Stored items:
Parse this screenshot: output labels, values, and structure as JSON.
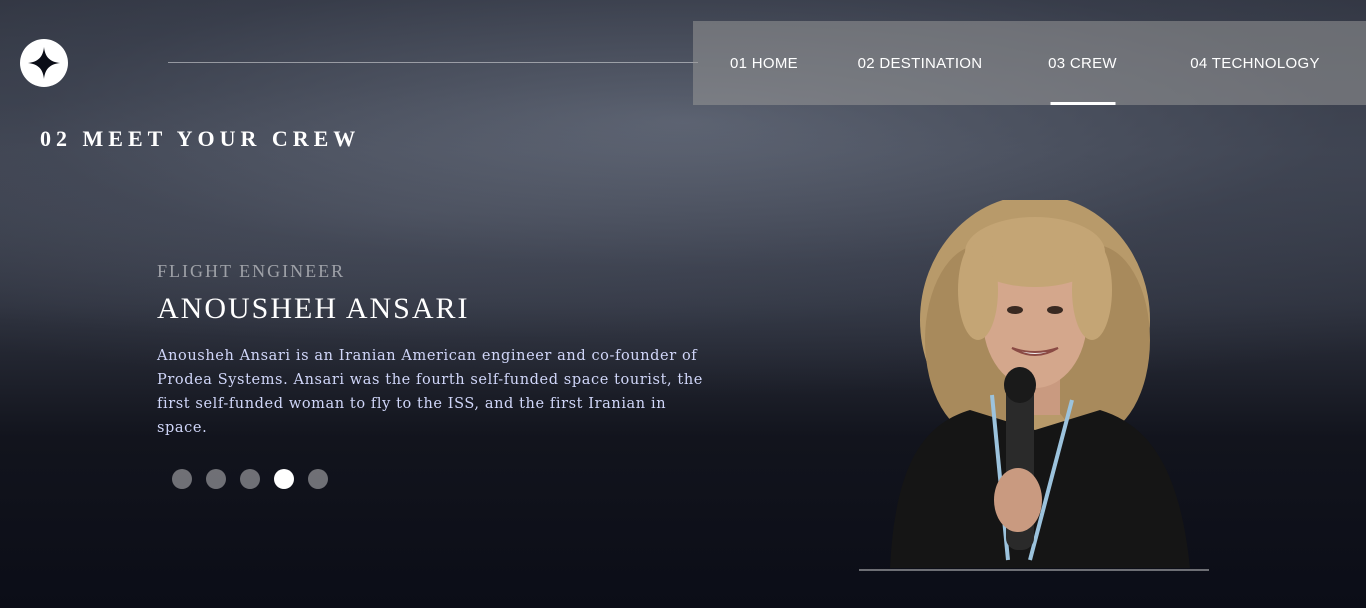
{
  "nav": {
    "items": [
      {
        "label": "01 HOME"
      },
      {
        "label": "02 DESTINATION"
      },
      {
        "label": "03 CREW"
      },
      {
        "label": "04 TECHNOLOGY"
      }
    ],
    "active_index": 2
  },
  "page": {
    "heading": "02 MEET YOUR CREW"
  },
  "crew": {
    "role": "FLIGHT ENGINEER",
    "name": "ANOUSHEH ANSARI",
    "bio": "Anousheh Ansari is an Iranian American engineer and co-founder of Prodea Systems. Ansari was the fourth self-funded space tourist, the first self-funded woman to fly to the ISS, and the first Iranian in space."
  },
  "carousel": {
    "count": 5,
    "active_index": 3
  },
  "icons": {
    "logo": "star-icon"
  },
  "colors": {
    "background": "#0b0d17",
    "accent": "#ffffff",
    "body_text": "#d0d6f9"
  }
}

» The task
Output, exactly, all the records above; include no pictures.

» Answer to the problem
Parse this screenshot: output labels, values, and structure as JSON.
{
  "nav": {
    "items": [
      {
        "label": "01 HOME"
      },
      {
        "label": "02 DESTINATION"
      },
      {
        "label": "03 CREW"
      },
      {
        "label": "04 TECHNOLOGY"
      }
    ],
    "active_index": 2
  },
  "page": {
    "heading": "02 MEET YOUR CREW"
  },
  "crew": {
    "role": "FLIGHT ENGINEER",
    "name": "ANOUSHEH ANSARI",
    "bio": "Anousheh Ansari is an Iranian American engineer and co-founder of Prodea Systems. Ansari was the fourth self-funded space tourist, the first self-funded woman to fly to the ISS, and the first Iranian in space."
  },
  "carousel": {
    "count": 5,
    "active_index": 3
  },
  "icons": {
    "logo": "star-icon"
  },
  "colors": {
    "background": "#0b0d17",
    "accent": "#ffffff",
    "body_text": "#d0d6f9"
  }
}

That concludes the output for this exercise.